JOB:
Copy out each line that includes the word "nezinu".

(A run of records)

********

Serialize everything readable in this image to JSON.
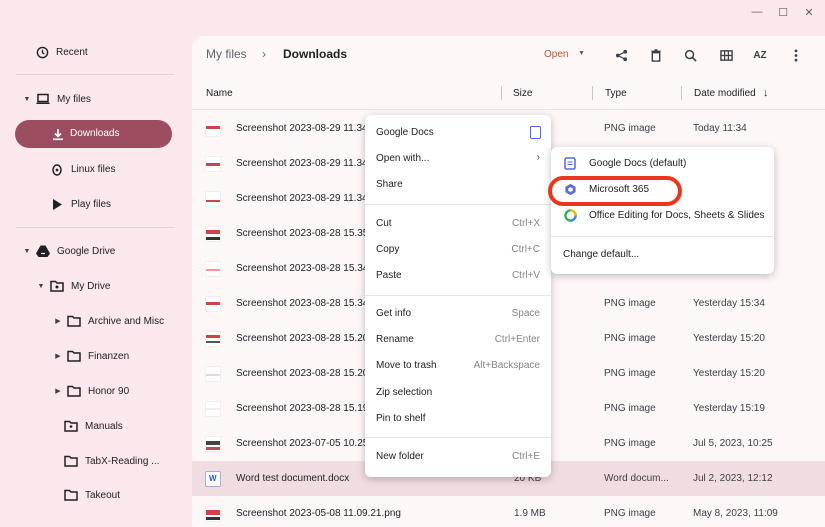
{
  "window": {
    "minimize": "—",
    "maximize": "☐",
    "close": "✕"
  },
  "sidebar": {
    "recent": "Recent",
    "my_files": "My files",
    "downloads": "Downloads",
    "linux_files": "Linux files",
    "play_files": "Play files",
    "google_drive": "Google Drive",
    "my_drive": "My Drive",
    "folders": [
      "Archive and Misc",
      "Finanzen",
      "Honor 90",
      "Manuals",
      "TabX-Reading ...",
      "Takeout"
    ]
  },
  "toolbar": {
    "crumb_root": "My files",
    "crumb_sep": "›",
    "crumb_current": "Downloads",
    "open_label": "Open",
    "sort_label": "AZ"
  },
  "columns": {
    "name": "Name",
    "size": "Size",
    "type": "Type",
    "date": "Date modified"
  },
  "files": [
    {
      "name": "Screenshot 2023-08-29 11.34...",
      "size": "",
      "type": "PNG image",
      "date": "Today 11:34"
    },
    {
      "name": "Screenshot 2023-08-29 11.34...",
      "size": "",
      "type": "",
      "date": ""
    },
    {
      "name": "Screenshot 2023-08-29 11.34...",
      "size": "",
      "type": "",
      "date": ""
    },
    {
      "name": "Screenshot 2023-08-28 15.35...",
      "size": "",
      "type": "",
      "date": ""
    },
    {
      "name": "Screenshot 2023-08-28 15.34...",
      "size": "",
      "type": "",
      "date": ""
    },
    {
      "name": "Screenshot 2023-08-28 15.34...",
      "size": "",
      "type": "PNG image",
      "date": "Yesterday 15:34"
    },
    {
      "name": "Screenshot 2023-08-28 15.20...",
      "size": "",
      "type": "PNG image",
      "date": "Yesterday 15:20"
    },
    {
      "name": "Screenshot 2023-08-28 15.20...",
      "size": "",
      "type": "PNG image",
      "date": "Yesterday 15:20"
    },
    {
      "name": "Screenshot 2023-08-28 15.19...",
      "size": "",
      "type": "PNG image",
      "date": "Yesterday 15:19"
    },
    {
      "name": "Screenshot 2023-07-05 10.25...",
      "size": "",
      "type": "PNG image",
      "date": "Jul 5, 2023, 10:25"
    },
    {
      "name": "Word test document.docx",
      "size": "20 KB",
      "type": "Word docum...",
      "date": "Jul 2, 2023, 12:12"
    },
    {
      "name": "Screenshot 2023-05-08 11.09.21.png",
      "size": "1.9 MB",
      "type": "PNG image",
      "date": "May 8, 2023, 11:09"
    }
  ],
  "context_menu": {
    "google_docs": "Google Docs",
    "open_with": "Open with...",
    "share": "Share",
    "cut": "Cut",
    "cut_sc": "Ctrl+X",
    "copy": "Copy",
    "copy_sc": "Ctrl+C",
    "paste": "Paste",
    "paste_sc": "Ctrl+V",
    "get_info": "Get info",
    "get_info_sc": "Space",
    "rename": "Rename",
    "rename_sc": "Ctrl+Enter",
    "trash": "Move to trash",
    "trash_sc": "Alt+Backspace",
    "zip": "Zip selection",
    "pin": "Pin to shelf",
    "new_folder": "New folder",
    "new_folder_sc": "Ctrl+E"
  },
  "submenu": {
    "google_docs_default": "Google Docs (default)",
    "microsoft_365": "Microsoft 365",
    "office_editing": "Office Editing for Docs, Sheets & Slides",
    "change_default": "Change default..."
  },
  "colors": {
    "accent": "#9c4d5f",
    "highlight_ring": "#e8371f",
    "open_text": "#b25a35"
  }
}
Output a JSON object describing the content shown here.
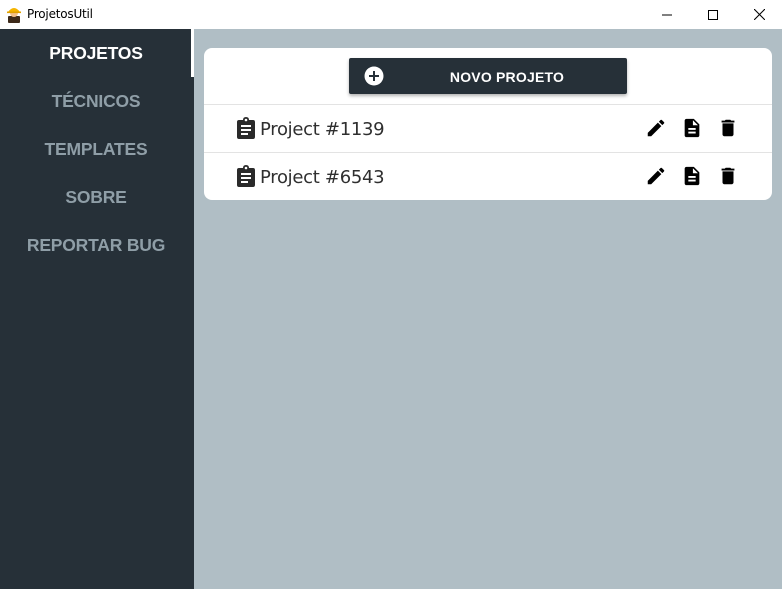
{
  "window": {
    "title": "ProjetosUtil"
  },
  "sidebar": {
    "items": [
      {
        "label": "PROJETOS",
        "active": true
      },
      {
        "label": "TÉCNICOS",
        "active": false
      },
      {
        "label": "TEMPLATES",
        "active": false
      },
      {
        "label": "SOBRE",
        "active": false
      },
      {
        "label": "REPORTAR BUG",
        "active": false
      }
    ]
  },
  "main": {
    "new_project_label": "NOVO PROJETO",
    "projects": [
      {
        "name": "Project #1139"
      },
      {
        "name": "Project #6543"
      }
    ]
  },
  "colors": {
    "sidebar_bg": "#263038",
    "main_bg": "#b0bec5",
    "nav_inactive": "#8f9ea7",
    "nav_active": "#ffffff"
  },
  "icons": {
    "app": "user-helmet-icon",
    "new": "add-circle-icon",
    "project": "clipboard-icon",
    "edit": "pencil-icon",
    "document": "document-icon",
    "delete": "trash-icon"
  }
}
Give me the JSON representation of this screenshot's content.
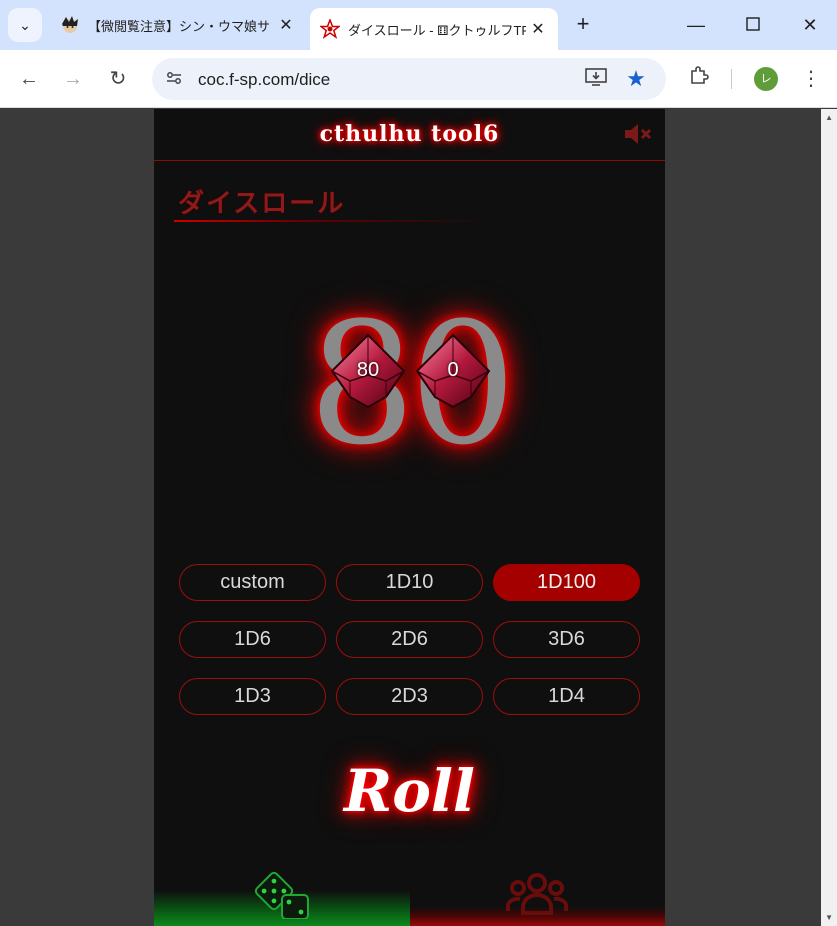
{
  "browser": {
    "tabs": [
      {
        "title": "【微閲覧注意】シン・ウマ娘サ",
        "active": false
      },
      {
        "title": "ダイスロール - ⚅クトゥルフTRPG",
        "active": true
      }
    ],
    "url": "coc.f-sp.com/dice",
    "profile_initial": "レ"
  },
  "app": {
    "logo_text": "cthulhu tool6",
    "page_title": "ダイスロール",
    "result": "80",
    "dice": [
      {
        "label": "80"
      },
      {
        "label": "0"
      }
    ],
    "buttons": [
      {
        "label": "custom",
        "selected": false
      },
      {
        "label": "1D10",
        "selected": false
      },
      {
        "label": "1D100",
        "selected": true
      },
      {
        "label": "1D6",
        "selected": false
      },
      {
        "label": "2D6",
        "selected": false
      },
      {
        "label": "3D6",
        "selected": false
      },
      {
        "label": "1D3",
        "selected": false
      },
      {
        "label": "2D3",
        "selected": false
      },
      {
        "label": "1D4",
        "selected": false
      }
    ],
    "roll_label": "Roll",
    "bottom_nav": [
      {
        "name": "dice",
        "active": true
      },
      {
        "name": "group",
        "active": false
      }
    ]
  },
  "colors": {
    "accent_red": "#a50000",
    "glow_red": "#ff0000",
    "active_green": "#0c8a1c",
    "background": "#0f0f0f"
  }
}
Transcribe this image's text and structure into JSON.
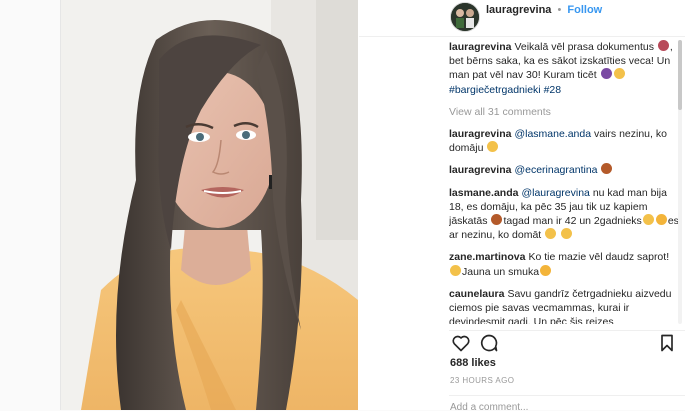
{
  "header": {
    "username": "lauragrevina",
    "separator": "•",
    "follow_label": "Follow"
  },
  "caption": {
    "user": "lauragrevina",
    "text": "Veikalā vēl prasa dokumentus",
    "text2": ", bet bērns saka, ka es sākot izskatīties veca! Un man pat vēl nav 30! Kuram ticēt",
    "hashtag1": "#bargiečetrgadnieki",
    "hashtag2": "#28"
  },
  "view_all": "View all 31 comments",
  "comments": [
    {
      "user": "lauragrevina",
      "mention": "@lasmane.anda",
      "text": " vairs nezinu, ko domāju"
    },
    {
      "user": "lauragrevina",
      "mention": "@ecerinagrantina",
      "text": ""
    },
    {
      "user": "lasmane.anda",
      "mention": "@lauragrevina",
      "text": " nu kad man bija 18, es domāju, ka pēc 35 jau tik uz kapiem jāskatās",
      "text2": "tagad man ir 42 un 2gadnieks",
      "text3": "es ar nezinu, ko domāt"
    },
    {
      "user": "zane.martinova",
      "mention": "",
      "text": "Ko tie mazie vēl daudz saprot!",
      "text2": "Jauna un smuka"
    },
    {
      "user": "caunelaura",
      "mention": "",
      "text": "Savu gandrīz četrgadnieku aizvedu ciemos pie savas vecmammas, kurai ir deviņdesmit gadi. Un pēc šis reizes"
    }
  ],
  "likes": "688 likes",
  "timestamp": "23 HOURS AGO",
  "add_comment_placeholder": "Add a comment...",
  "icons": [
    "heart-icon",
    "comment-icon",
    "bookmark-icon"
  ],
  "colors": {
    "follow": "#3897f0",
    "link": "#003569",
    "muted": "#999999"
  }
}
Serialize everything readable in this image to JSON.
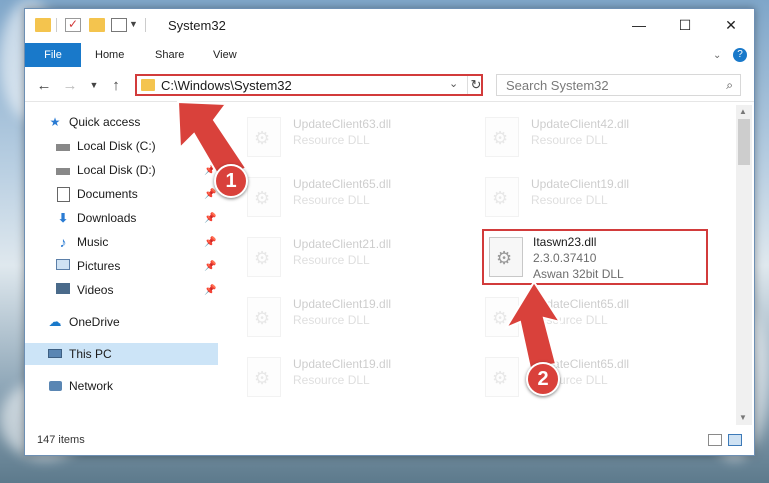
{
  "window": {
    "title": "System32",
    "controls": {
      "minimize": "—",
      "maximize": "☐",
      "close": "✕"
    }
  },
  "ribbon": {
    "file": "File",
    "tabs": [
      "Home",
      "Share",
      "View"
    ]
  },
  "address": {
    "path": "C:\\Windows\\System32",
    "search_placeholder": "Search System32"
  },
  "nav": {
    "items": [
      {
        "label": "Quick access",
        "icon": "star-icon",
        "pinned": false
      },
      {
        "label": "Local Disk (C:)",
        "icon": "drive-icon",
        "pinned": true
      },
      {
        "label": "Local Disk (D:)",
        "icon": "drive-icon",
        "pinned": true
      },
      {
        "label": "Documents",
        "icon": "documents-icon",
        "pinned": true
      },
      {
        "label": "Downloads",
        "icon": "downloads-icon",
        "pinned": true
      },
      {
        "label": "Music",
        "icon": "music-icon",
        "pinned": true
      },
      {
        "label": "Pictures",
        "icon": "pictures-icon",
        "pinned": true
      },
      {
        "label": "Videos",
        "icon": "videos-icon",
        "pinned": true
      },
      {
        "label": "OneDrive",
        "icon": "onedrive-icon",
        "pinned": false
      },
      {
        "label": "This PC",
        "icon": "pc-icon",
        "pinned": false,
        "selected": true
      },
      {
        "label": "Network",
        "icon": "network-icon",
        "pinned": false
      }
    ]
  },
  "files": {
    "left": [
      {
        "name": "UpdateClient63.dll",
        "type": "Resource DLL"
      },
      {
        "name": "UpdateClient65.dll",
        "type": "Resource DLL"
      },
      {
        "name": "UpdateClient21.dll",
        "type": "Resource DLL"
      },
      {
        "name": "UpdateClient19.dll",
        "type": "Resource DLL"
      },
      {
        "name": "UpdateClient19.dll",
        "type": "Resource DLL"
      }
    ],
    "right": [
      {
        "name": "UpdateClient42.dll",
        "type": "Resource DLL"
      },
      {
        "name": "UpdateClient19.dll",
        "type": "Resource DLL"
      },
      {
        "name": "UpdateClient65.dll",
        "type": "Resource DLL"
      },
      {
        "name": "UpdateClient65.dll",
        "type": "Resource DLL"
      }
    ],
    "highlighted": {
      "name": "Itaswn23.dll",
      "version": "2.3.0.37410",
      "description": "Aswan 32bit DLL"
    }
  },
  "status": {
    "item_count": "147 items"
  },
  "callouts": [
    "1",
    "2"
  ],
  "colors": {
    "accent": "#1979ca",
    "highlight": "#d23b3b",
    "selected": "#cce4f7"
  }
}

********

SOLUTION TO THIS EXERCISE:
      "text": " vairs nezinu, ko domāju"
      "text3": "es ar nezinu, ko domāt"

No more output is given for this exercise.